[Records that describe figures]
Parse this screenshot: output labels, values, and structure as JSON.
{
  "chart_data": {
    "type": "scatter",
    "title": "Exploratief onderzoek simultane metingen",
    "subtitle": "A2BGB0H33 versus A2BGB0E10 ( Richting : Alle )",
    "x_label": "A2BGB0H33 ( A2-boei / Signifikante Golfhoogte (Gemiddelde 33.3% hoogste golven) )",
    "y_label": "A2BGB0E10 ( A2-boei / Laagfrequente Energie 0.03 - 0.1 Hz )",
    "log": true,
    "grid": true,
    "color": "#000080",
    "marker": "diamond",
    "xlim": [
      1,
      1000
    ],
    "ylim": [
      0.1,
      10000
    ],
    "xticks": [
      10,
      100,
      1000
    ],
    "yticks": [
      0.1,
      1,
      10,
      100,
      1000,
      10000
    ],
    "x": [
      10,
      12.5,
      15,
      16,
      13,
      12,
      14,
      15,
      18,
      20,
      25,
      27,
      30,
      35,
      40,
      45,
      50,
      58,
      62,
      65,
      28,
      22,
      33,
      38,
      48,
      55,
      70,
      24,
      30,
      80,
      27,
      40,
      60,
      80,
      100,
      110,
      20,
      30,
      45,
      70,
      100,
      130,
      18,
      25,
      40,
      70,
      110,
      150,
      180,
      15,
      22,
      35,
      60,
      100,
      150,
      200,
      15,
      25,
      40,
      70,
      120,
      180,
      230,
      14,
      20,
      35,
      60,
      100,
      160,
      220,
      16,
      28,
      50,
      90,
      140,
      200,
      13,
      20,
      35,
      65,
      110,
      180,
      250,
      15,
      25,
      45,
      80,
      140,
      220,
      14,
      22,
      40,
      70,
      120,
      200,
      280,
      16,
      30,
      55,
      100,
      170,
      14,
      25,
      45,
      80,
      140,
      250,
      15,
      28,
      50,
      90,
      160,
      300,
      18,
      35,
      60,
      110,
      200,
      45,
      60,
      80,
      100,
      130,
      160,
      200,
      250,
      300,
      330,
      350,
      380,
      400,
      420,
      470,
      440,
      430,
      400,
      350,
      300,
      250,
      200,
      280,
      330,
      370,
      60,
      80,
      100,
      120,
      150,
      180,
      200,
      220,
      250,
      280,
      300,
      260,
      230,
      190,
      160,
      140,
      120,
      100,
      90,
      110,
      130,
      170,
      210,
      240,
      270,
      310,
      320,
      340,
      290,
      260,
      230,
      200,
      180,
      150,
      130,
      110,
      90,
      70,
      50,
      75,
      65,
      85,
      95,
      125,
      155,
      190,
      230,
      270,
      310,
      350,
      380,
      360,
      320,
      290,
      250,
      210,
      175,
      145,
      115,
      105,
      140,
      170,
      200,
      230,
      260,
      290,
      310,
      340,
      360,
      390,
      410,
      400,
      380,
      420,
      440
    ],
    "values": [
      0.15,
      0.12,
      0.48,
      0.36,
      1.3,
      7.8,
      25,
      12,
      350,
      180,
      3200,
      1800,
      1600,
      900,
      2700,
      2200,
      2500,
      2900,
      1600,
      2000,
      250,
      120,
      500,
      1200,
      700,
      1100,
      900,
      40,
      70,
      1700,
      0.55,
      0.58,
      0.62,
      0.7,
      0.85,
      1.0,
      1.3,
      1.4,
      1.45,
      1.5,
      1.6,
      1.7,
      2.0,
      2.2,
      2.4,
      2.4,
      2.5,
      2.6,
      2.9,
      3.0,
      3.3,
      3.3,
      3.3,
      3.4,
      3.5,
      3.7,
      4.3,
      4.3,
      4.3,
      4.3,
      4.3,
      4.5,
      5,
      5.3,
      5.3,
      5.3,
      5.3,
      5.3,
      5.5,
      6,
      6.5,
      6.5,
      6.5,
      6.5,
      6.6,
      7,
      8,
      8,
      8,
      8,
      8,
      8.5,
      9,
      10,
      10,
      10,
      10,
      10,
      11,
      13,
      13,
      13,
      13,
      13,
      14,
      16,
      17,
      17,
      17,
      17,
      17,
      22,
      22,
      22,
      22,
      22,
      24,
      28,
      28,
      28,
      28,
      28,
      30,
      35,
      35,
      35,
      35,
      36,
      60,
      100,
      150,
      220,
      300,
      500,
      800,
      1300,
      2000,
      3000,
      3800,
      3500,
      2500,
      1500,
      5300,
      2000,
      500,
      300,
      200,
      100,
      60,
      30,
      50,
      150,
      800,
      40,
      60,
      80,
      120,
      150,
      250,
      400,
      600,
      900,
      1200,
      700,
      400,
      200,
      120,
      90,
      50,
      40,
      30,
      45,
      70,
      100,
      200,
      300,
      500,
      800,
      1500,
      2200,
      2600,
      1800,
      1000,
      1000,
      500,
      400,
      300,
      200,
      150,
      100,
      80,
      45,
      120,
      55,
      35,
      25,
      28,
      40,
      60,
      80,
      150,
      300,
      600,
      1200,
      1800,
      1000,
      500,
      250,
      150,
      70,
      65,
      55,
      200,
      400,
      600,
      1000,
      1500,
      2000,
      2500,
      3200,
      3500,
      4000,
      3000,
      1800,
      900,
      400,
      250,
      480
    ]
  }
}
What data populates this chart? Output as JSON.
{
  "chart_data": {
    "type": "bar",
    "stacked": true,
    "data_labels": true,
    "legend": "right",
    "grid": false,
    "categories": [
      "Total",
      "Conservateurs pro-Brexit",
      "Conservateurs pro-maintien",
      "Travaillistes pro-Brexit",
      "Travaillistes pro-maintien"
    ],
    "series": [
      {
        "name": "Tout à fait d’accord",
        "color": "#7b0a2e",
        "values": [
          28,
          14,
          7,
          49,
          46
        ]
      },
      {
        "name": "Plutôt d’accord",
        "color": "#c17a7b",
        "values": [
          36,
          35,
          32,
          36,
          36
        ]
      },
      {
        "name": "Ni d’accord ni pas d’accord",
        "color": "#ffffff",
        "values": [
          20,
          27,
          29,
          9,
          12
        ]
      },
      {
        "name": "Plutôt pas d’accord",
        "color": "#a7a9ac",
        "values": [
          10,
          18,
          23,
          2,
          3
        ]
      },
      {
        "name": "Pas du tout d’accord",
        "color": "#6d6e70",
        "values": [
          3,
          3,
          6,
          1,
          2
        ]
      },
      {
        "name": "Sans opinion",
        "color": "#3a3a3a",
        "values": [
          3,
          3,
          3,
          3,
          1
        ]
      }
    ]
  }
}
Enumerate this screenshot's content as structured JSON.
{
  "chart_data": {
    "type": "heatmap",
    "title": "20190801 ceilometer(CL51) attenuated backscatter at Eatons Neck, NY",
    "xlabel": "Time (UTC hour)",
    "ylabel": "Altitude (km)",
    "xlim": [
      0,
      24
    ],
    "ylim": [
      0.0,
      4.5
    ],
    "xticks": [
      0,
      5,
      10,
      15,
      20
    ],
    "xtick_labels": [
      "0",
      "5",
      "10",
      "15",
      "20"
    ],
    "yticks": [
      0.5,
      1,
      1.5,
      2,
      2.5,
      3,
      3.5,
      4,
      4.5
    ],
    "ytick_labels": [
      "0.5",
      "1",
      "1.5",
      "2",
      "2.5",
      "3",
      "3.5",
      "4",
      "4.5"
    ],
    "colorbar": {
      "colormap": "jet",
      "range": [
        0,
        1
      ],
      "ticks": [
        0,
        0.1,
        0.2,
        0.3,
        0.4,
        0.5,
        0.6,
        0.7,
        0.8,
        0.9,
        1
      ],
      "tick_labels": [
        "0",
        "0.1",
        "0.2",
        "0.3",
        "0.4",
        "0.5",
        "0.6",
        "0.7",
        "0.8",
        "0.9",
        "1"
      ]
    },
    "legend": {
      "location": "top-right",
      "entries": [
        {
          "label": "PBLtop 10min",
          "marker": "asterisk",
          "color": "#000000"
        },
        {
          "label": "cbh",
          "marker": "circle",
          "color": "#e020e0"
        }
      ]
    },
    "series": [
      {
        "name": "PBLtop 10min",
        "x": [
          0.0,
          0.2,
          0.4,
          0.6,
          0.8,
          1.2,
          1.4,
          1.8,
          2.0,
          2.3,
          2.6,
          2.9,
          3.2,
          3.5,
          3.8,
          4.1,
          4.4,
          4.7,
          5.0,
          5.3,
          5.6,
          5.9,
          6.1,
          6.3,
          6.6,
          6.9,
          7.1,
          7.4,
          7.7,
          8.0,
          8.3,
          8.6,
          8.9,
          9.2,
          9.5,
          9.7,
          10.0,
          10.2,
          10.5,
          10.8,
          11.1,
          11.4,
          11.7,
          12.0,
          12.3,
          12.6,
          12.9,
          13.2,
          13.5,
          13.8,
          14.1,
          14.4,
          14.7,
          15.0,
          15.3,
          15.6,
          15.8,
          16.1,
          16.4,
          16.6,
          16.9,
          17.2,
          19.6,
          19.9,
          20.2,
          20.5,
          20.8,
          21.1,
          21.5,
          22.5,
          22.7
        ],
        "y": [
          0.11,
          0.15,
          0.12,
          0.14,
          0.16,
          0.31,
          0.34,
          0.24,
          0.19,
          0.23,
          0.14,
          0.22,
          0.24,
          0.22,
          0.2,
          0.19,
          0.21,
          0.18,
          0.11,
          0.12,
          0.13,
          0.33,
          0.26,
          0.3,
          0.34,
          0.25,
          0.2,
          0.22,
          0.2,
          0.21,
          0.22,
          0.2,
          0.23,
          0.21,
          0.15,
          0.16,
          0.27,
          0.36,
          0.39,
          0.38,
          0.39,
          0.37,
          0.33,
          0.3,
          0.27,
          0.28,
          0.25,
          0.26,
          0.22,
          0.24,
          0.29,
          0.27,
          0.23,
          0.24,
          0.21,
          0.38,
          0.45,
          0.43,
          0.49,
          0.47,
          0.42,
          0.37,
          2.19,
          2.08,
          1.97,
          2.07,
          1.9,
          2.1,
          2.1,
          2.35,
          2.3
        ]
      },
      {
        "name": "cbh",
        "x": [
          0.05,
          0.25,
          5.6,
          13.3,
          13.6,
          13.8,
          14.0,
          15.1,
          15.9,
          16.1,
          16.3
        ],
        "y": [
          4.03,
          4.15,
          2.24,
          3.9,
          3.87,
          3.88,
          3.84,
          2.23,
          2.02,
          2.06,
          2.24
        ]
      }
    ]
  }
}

◆ Job ◆
In the entries above, find each line with the string "JSON" and copy it.

◆ Task result ◆
Parse this screenshot: output labels, values, and structure as JSON.
What data populates this chart? Output as JSON.
Enumerate this screenshot's content as structured JSON.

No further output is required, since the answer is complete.